YOUR OBJECTIVE -> Find and copy lines holding "Timeline".

Data records:
━━━━━━━━━━
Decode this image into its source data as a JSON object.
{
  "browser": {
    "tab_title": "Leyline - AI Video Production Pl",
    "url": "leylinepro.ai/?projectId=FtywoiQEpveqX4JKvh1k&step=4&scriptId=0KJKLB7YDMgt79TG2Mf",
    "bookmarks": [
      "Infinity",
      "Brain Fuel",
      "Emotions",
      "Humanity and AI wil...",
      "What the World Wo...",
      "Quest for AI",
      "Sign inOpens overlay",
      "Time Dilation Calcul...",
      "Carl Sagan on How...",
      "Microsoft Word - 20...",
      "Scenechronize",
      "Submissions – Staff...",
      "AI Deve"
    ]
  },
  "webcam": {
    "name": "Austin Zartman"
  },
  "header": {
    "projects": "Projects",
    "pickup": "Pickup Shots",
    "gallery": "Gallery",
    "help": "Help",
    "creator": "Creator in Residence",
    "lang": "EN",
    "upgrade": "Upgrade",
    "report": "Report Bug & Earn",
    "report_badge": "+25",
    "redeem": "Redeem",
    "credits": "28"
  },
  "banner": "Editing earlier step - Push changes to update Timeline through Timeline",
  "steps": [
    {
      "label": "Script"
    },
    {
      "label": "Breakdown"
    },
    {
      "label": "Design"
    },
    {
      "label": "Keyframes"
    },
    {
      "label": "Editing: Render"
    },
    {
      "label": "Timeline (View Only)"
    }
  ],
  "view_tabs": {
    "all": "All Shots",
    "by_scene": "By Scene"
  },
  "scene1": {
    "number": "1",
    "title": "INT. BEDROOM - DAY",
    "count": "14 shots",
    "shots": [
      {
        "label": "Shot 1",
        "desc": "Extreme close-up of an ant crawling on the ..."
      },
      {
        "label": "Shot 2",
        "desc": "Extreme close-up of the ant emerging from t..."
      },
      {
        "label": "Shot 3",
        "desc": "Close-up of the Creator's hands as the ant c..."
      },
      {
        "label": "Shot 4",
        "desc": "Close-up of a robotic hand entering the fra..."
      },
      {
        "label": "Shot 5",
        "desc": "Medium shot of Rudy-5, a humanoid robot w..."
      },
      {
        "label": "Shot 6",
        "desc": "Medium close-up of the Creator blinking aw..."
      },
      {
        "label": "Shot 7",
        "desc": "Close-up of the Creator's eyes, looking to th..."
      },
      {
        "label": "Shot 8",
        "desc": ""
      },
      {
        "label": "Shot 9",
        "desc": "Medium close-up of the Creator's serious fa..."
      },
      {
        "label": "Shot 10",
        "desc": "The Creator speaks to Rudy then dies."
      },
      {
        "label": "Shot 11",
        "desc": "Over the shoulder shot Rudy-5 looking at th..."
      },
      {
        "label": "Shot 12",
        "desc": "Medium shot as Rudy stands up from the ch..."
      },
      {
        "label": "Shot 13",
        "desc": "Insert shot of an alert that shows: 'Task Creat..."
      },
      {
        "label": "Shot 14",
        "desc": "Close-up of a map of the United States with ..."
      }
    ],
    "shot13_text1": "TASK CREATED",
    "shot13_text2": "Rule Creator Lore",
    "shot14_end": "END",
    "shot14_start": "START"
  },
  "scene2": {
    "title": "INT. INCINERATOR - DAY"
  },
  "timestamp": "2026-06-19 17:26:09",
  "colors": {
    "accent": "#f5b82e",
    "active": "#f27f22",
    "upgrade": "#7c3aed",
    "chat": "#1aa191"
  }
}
━━━━━━━━━━
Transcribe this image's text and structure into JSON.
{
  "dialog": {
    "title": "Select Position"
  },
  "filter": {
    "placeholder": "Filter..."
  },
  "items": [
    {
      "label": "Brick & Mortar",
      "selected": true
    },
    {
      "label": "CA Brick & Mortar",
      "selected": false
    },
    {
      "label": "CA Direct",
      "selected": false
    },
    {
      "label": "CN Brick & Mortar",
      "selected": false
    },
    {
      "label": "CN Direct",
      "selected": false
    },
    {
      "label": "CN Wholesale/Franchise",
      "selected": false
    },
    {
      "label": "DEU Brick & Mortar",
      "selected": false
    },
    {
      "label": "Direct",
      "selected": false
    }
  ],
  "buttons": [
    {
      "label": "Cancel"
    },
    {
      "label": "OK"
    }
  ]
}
━━━━━━━━━━
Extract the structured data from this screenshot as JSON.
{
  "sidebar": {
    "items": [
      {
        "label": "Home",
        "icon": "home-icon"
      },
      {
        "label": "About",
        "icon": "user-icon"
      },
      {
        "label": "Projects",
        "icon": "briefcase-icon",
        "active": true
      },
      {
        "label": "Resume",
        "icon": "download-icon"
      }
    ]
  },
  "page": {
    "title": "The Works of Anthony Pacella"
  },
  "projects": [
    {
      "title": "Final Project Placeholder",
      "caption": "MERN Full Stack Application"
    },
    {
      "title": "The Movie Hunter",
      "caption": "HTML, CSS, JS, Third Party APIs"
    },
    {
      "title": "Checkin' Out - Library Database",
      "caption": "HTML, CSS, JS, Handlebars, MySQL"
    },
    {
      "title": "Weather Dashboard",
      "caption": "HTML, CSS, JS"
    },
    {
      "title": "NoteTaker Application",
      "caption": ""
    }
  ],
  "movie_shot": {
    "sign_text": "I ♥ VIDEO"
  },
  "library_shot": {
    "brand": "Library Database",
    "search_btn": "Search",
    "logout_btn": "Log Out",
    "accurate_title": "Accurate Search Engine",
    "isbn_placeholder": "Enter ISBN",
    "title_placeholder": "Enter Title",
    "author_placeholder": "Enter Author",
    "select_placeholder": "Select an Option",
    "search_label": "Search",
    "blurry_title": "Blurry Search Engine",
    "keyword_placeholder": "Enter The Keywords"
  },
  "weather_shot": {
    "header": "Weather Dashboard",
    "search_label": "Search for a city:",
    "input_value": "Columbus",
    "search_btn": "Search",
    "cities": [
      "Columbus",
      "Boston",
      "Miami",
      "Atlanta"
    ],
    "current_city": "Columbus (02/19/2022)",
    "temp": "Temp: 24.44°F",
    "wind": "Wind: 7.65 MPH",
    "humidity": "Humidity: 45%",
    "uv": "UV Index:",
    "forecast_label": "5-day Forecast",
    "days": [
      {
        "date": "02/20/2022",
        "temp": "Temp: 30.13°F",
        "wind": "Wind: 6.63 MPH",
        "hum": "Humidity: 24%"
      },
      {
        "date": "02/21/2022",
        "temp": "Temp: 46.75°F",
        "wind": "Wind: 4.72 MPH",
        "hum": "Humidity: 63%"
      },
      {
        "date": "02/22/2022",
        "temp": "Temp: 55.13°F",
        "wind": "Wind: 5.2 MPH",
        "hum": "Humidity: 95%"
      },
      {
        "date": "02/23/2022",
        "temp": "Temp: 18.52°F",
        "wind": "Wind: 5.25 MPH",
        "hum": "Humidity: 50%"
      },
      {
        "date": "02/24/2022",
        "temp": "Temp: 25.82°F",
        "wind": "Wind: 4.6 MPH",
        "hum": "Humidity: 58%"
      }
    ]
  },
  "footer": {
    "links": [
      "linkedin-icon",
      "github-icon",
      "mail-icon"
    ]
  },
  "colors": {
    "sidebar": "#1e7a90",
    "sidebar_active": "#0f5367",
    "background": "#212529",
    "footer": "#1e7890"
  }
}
━━━━━━━━━━
RESULT OF THIS TASK ->
  "banner": "Editing earlier step - Push changes to update Timeline through Timeline",
      "label": "Timeline (View Only)"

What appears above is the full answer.